Figure content listings

════════

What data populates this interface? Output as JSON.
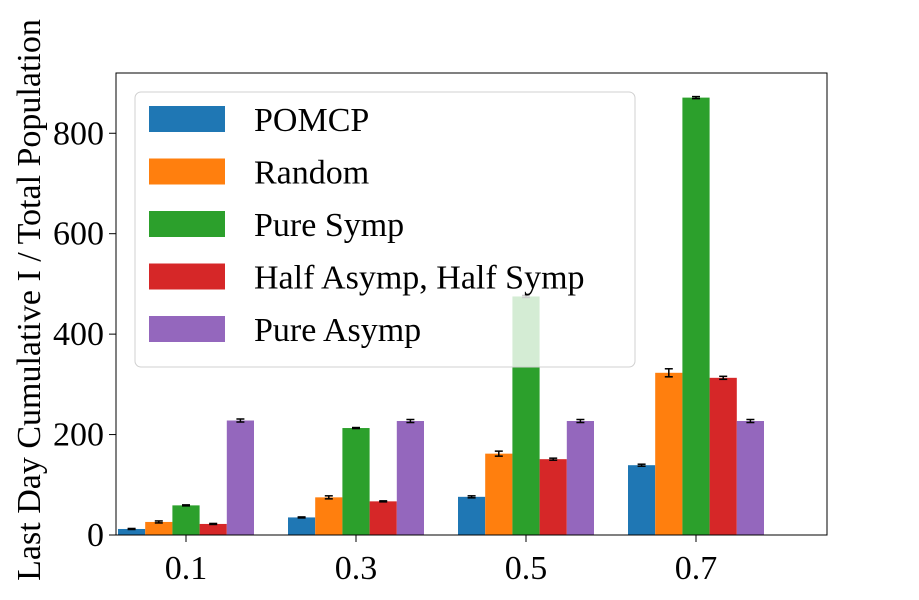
{
  "chart_data": {
    "type": "bar",
    "title": "",
    "xlabel": "",
    "ylabel": "Last Day Cumulative I / Total Population",
    "categories": [
      "0.1",
      "0.3",
      "0.5",
      "0.7"
    ],
    "ylim": [
      0,
      920
    ],
    "yticks": [
      0,
      200,
      400,
      600,
      800
    ],
    "grid": false,
    "legend_position": "upper-left",
    "error_bars": true,
    "series": [
      {
        "name": "POMCP",
        "color": "#1f77b4",
        "values": [
          12,
          35,
          76,
          139
        ],
        "errors": [
          1,
          1,
          2,
          2
        ]
      },
      {
        "name": "Random",
        "color": "#ff7f0e",
        "values": [
          26,
          75,
          162,
          323
        ],
        "errors": [
          2,
          3,
          5,
          8
        ]
      },
      {
        "name": "Pure Symp",
        "color": "#2ca02c",
        "values": [
          59,
          213,
          475,
          871
        ],
        "errors": [
          1,
          1,
          2,
          2
        ]
      },
      {
        "name": "Half Asymp, Half Symp",
        "color": "#d62728",
        "values": [
          22,
          67,
          151,
          313
        ],
        "errors": [
          1,
          1,
          2,
          3
        ]
      },
      {
        "name": "Pure Asymp",
        "color": "#9467bd",
        "values": [
          228,
          227,
          227,
          227
        ],
        "errors": [
          3,
          3,
          3,
          3
        ]
      }
    ]
  }
}
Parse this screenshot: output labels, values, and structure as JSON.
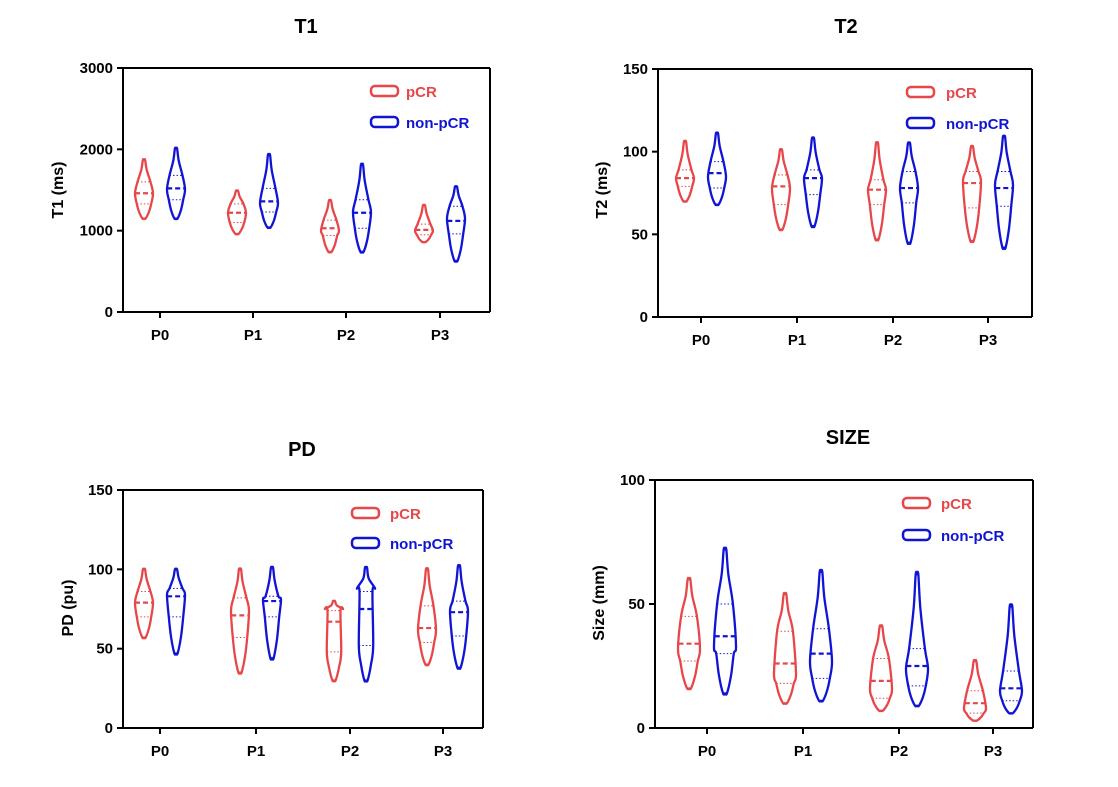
{
  "colors": {
    "pCR": "#e8474a",
    "non-pCR": "#1014d4",
    "axis": "#000000"
  },
  "chart_data": [
    {
      "type": "violin",
      "title": "T1",
      "ylabel": "T1 (ms)",
      "xlabel": "",
      "ylim": [
        0,
        3000
      ],
      "yticks": [
        0,
        1000,
        2000,
        3000
      ],
      "categories": [
        "P0",
        "P1",
        "P2",
        "P3"
      ],
      "legend": [
        "pCR",
        "non-pCR"
      ],
      "legend_position": "top-right",
      "series": [
        {
          "name": "pCR",
          "groups": [
            {
              "min": 1150,
              "max": 1870,
              "q1": 1330,
              "median": 1460,
              "q3": 1600,
              "mode": 1460
            },
            {
              "min": 960,
              "max": 1490,
              "q1": 1100,
              "median": 1220,
              "q3": 1330,
              "mode": 1220
            },
            {
              "min": 740,
              "max": 1370,
              "q1": 940,
              "median": 1030,
              "q3": 1130,
              "mode": 1000
            },
            {
              "min": 860,
              "max": 1310,
              "q1": 950,
              "median": 1010,
              "q3": 1080,
              "mode": 1000
            }
          ]
        },
        {
          "name": "non-pCR",
          "groups": [
            {
              "min": 1150,
              "max": 2010,
              "q1": 1380,
              "median": 1520,
              "q3": 1680,
              "mode": 1510
            },
            {
              "min": 1040,
              "max": 1930,
              "q1": 1230,
              "median": 1360,
              "q3": 1520,
              "mode": 1340
            },
            {
              "min": 740,
              "max": 1810,
              "q1": 1030,
              "median": 1220,
              "q3": 1380,
              "mode": 1230
            },
            {
              "min": 630,
              "max": 1540,
              "q1": 960,
              "median": 1120,
              "q3": 1300,
              "mode": 1150
            }
          ]
        }
      ]
    },
    {
      "type": "violin",
      "title": "T2",
      "ylabel": "T2 (ms)",
      "xlabel": "",
      "ylim": [
        0,
        150
      ],
      "yticks": [
        0,
        50,
        100,
        150
      ],
      "categories": [
        "P0",
        "P1",
        "P2",
        "P3"
      ],
      "legend": [
        "pCR",
        "non-pCR"
      ],
      "legend_position": "top-right",
      "series": [
        {
          "name": "pCR",
          "groups": [
            {
              "min": 70,
              "max": 106,
              "q1": 79,
              "median": 84,
              "q3": 89,
              "mode": 84
            },
            {
              "min": 53,
              "max": 101,
              "q1": 68,
              "median": 79,
              "q3": 86,
              "mode": 78
            },
            {
              "min": 47,
              "max": 105,
              "q1": 68,
              "median": 77,
              "q3": 83,
              "mode": 77
            },
            {
              "min": 46,
              "max": 103,
              "q1": 66,
              "median": 81,
              "q3": 88,
              "mode": 82
            }
          ]
        },
        {
          "name": "non-pCR",
          "groups": [
            {
              "min": 68,
              "max": 111,
              "q1": 78,
              "median": 87,
              "q3": 94,
              "mode": 85
            },
            {
              "min": 55,
              "max": 108,
              "q1": 74,
              "median": 84,
              "q3": 89,
              "mode": 84
            },
            {
              "min": 45,
              "max": 105,
              "q1": 69,
              "median": 78,
              "q3": 88,
              "mode": 78
            },
            {
              "min": 42,
              "max": 109,
              "q1": 67,
              "median": 78,
              "q3": 88,
              "mode": 80
            }
          ]
        }
      ]
    },
    {
      "type": "violin",
      "title": "PD",
      "ylabel": "PD (pu)",
      "xlabel": "",
      "ylim": [
        0,
        150
      ],
      "yticks": [
        0,
        50,
        100,
        150
      ],
      "categories": [
        "P0",
        "P1",
        "P2",
        "P3"
      ],
      "legend": [
        "pCR",
        "non-pCR"
      ],
      "legend_position": "top-right",
      "series": [
        {
          "name": "pCR",
          "groups": [
            {
              "min": 57,
              "max": 100,
              "q1": 70,
              "median": 79,
              "q3": 86,
              "mode": 79
            },
            {
              "min": 35,
              "max": 100,
              "q1": 57,
              "median": 71,
              "q3": 82,
              "mode": 74
            },
            {
              "min": 30,
              "max": 80,
              "q1": 48,
              "median": 67,
              "q3": 74,
              "mode": 75
            },
            {
              "min": 40,
              "max": 100,
              "q1": 54,
              "median": 63,
              "q3": 77,
              "mode": 62
            }
          ]
        },
        {
          "name": "non-pCR",
          "groups": [
            {
              "min": 47,
              "max": 100,
              "q1": 70,
              "median": 83,
              "q3": 88,
              "mode": 84
            },
            {
              "min": 44,
              "max": 101,
              "q1": 70,
              "median": 80,
              "q3": 83,
              "mode": 81
            },
            {
              "min": 30,
              "max": 101,
              "q1": 52,
              "median": 75,
              "q3": 86,
              "mode": 88
            },
            {
              "min": 38,
              "max": 102,
              "q1": 58,
              "median": 73,
              "q3": 80,
              "mode": 74
            }
          ]
        }
      ]
    },
    {
      "type": "violin",
      "title": "SIZE",
      "ylabel": "Size (mm)",
      "xlabel": "",
      "ylim": [
        0,
        100
      ],
      "yticks": [
        0,
        50,
        100
      ],
      "categories": [
        "P0",
        "P1",
        "P2",
        "P3"
      ],
      "legend": [
        "pCR",
        "non-pCR"
      ],
      "legend_position": "top-right",
      "series": [
        {
          "name": "pCR",
          "groups": [
            {
              "min": 16,
              "max": 60,
              "q1": 27,
              "median": 34,
              "q3": 45,
              "mode": 32
            },
            {
              "min": 10,
              "max": 54,
              "q1": 18,
              "median": 26,
              "q3": 39,
              "mode": 22
            },
            {
              "min": 7,
              "max": 41,
              "q1": 12,
              "median": 19,
              "q3": 28,
              "mode": 16
            },
            {
              "min": 3,
              "max": 27,
              "q1": 6,
              "median": 10,
              "q3": 15,
              "mode": 8
            }
          ]
        },
        {
          "name": "non-pCR",
          "groups": [
            {
              "min": 14,
              "max": 72,
              "q1": 30,
              "median": 37,
              "q3": 50,
              "mode": 33
            },
            {
              "min": 11,
              "max": 63,
              "q1": 20,
              "median": 30,
              "q3": 40,
              "mode": 27
            },
            {
              "min": 9,
              "max": 62,
              "q1": 17,
              "median": 25,
              "q3": 32,
              "mode": 24
            },
            {
              "min": 6,
              "max": 49,
              "q1": 11,
              "median": 16,
              "q3": 23,
              "mode": 15
            }
          ]
        }
      ]
    }
  ]
}
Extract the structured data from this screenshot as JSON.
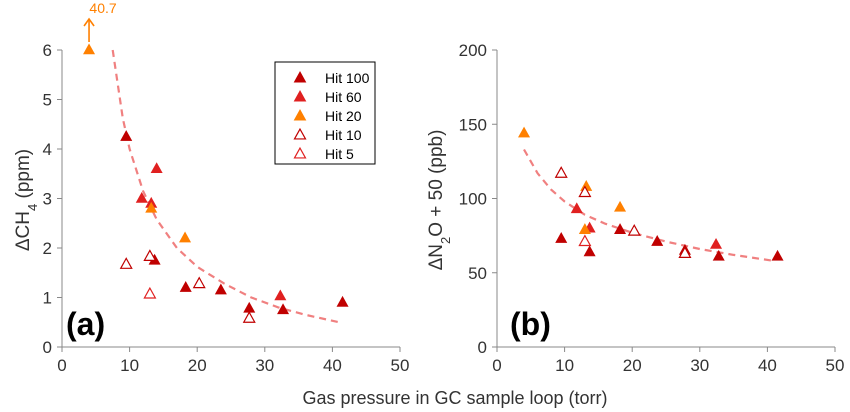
{
  "figure": {
    "xlabel": "Gas pressure in GC sample loop (torr)"
  },
  "chart_data": [
    {
      "type": "scatter",
      "panel_label": "(a)",
      "ylabel": "ΔCH4 (ppm)",
      "ylabel_parts": {
        "prefix": "ΔCH",
        "sub": "4",
        "suffix": " (ppm)"
      },
      "xlim": [
        0,
        50
      ],
      "ylim": [
        0,
        6
      ],
      "xticks": [
        "0",
        "10",
        "20",
        "30",
        "40",
        "50"
      ],
      "yticks": [
        "0",
        "1",
        "2",
        "3",
        "4",
        "5",
        "6"
      ],
      "annotation": {
        "text": "40.7",
        "x": 4,
        "y": 6,
        "color": "#ff8000"
      },
      "series": [
        {
          "name": "Hit 100",
          "marker": "filled",
          "color": "#c00000",
          "points": [
            [
              9.5,
              4.25
            ],
            [
              13.7,
              1.75
            ],
            [
              18.3,
              1.2
            ],
            [
              23.5,
              1.15
            ],
            [
              27.7,
              0.78
            ],
            [
              32.7,
              0.75
            ],
            [
              41.5,
              0.9
            ]
          ]
        },
        {
          "name": "Hit 60",
          "marker": "filled",
          "color": "#e02020",
          "points": [
            [
              11.8,
              3.0
            ],
            [
              13.2,
              2.9
            ],
            [
              14.0,
              3.6
            ],
            [
              32.3,
              1.03
            ]
          ]
        },
        {
          "name": "Hit 20",
          "marker": "filled",
          "color": "#ff8000",
          "points": [
            [
              4.0,
              6.0
            ],
            [
              13.2,
              2.8
            ],
            [
              18.2,
              2.2
            ]
          ]
        },
        {
          "name": "Hit 10",
          "marker": "open",
          "color": "#c00000",
          "points": [
            [
              9.5,
              1.67
            ],
            [
              13.0,
              1.83
            ],
            [
              20.3,
              1.28
            ],
            [
              27.7,
              0.58
            ]
          ]
        },
        {
          "name": "Hit 5",
          "marker": "open",
          "color": "#e02020",
          "points": [
            [
              13.0,
              1.07
            ]
          ]
        }
      ],
      "fit": {
        "style": "dashed",
        "color": "#f08080",
        "points": [
          [
            7.5,
            6.0
          ],
          [
            9,
            4.62
          ],
          [
            10,
            4.0
          ],
          [
            12,
            3.15
          ],
          [
            14,
            2.58
          ],
          [
            17,
            2.0
          ],
          [
            20,
            1.62
          ],
          [
            24,
            1.28
          ],
          [
            28,
            1.0
          ],
          [
            32,
            0.8
          ],
          [
            36,
            0.65
          ],
          [
            41,
            0.5
          ]
        ]
      },
      "legend": {
        "placement": "top-right"
      }
    },
    {
      "type": "scatter",
      "panel_label": "(b)",
      "ylabel": "ΔN2O + 50 (ppb)",
      "ylabel_parts": {
        "prefix": "ΔN",
        "sub": "2",
        "suffix": "O + 50 (ppb)"
      },
      "xlim": [
        0,
        50
      ],
      "ylim": [
        0,
        200
      ],
      "xticks": [
        "0",
        "10",
        "20",
        "30",
        "40",
        "50"
      ],
      "yticks": [
        "0",
        "50",
        "100",
        "150",
        "200"
      ],
      "series": [
        {
          "name": "Hit 100",
          "marker": "filled",
          "color": "#c00000",
          "points": [
            [
              9.5,
              73
            ],
            [
              13.7,
              64
            ],
            [
              18.2,
              79
            ],
            [
              23.7,
              71
            ],
            [
              27.8,
              65
            ],
            [
              32.8,
              61
            ],
            [
              41.5,
              61
            ]
          ]
        },
        {
          "name": "Hit 60",
          "marker": "filled",
          "color": "#e02020",
          "points": [
            [
              11.8,
              93
            ],
            [
              13.7,
              80
            ],
            [
              32.4,
              69
            ]
          ]
        },
        {
          "name": "Hit 20",
          "marker": "filled",
          "color": "#ff8000",
          "points": [
            [
              4.0,
              144
            ],
            [
              13.2,
              108
            ],
            [
              13.0,
              79
            ],
            [
              18.2,
              94
            ]
          ]
        },
        {
          "name": "Hit 10",
          "marker": "open",
          "color": "#c00000",
          "points": [
            [
              9.5,
              117
            ],
            [
              13.0,
              104
            ],
            [
              20.3,
              78
            ],
            [
              27.8,
              63
            ]
          ]
        },
        {
          "name": "Hit 5",
          "marker": "open",
          "color": "#e02020",
          "points": [
            [
              13.0,
              71
            ]
          ]
        }
      ],
      "fit": {
        "style": "dashed",
        "color": "#f08080",
        "points": [
          [
            4,
            133
          ],
          [
            6,
            117
          ],
          [
            8,
            106
          ],
          [
            10,
            98
          ],
          [
            13,
            89
          ],
          [
            16,
            83
          ],
          [
            20,
            77
          ],
          [
            25,
            71
          ],
          [
            30,
            66
          ],
          [
            35,
            62
          ],
          [
            41,
            58
          ]
        ]
      }
    }
  ]
}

════════

**WHAT YOU NEED TO DO**
Pull out every line in the material above where "screenshot" occurs.

**ANSWER TO THE TASK**
Parse this screenshot: output labels, values, and structure as JSON.
Extract the structured data from this screenshot as JSON.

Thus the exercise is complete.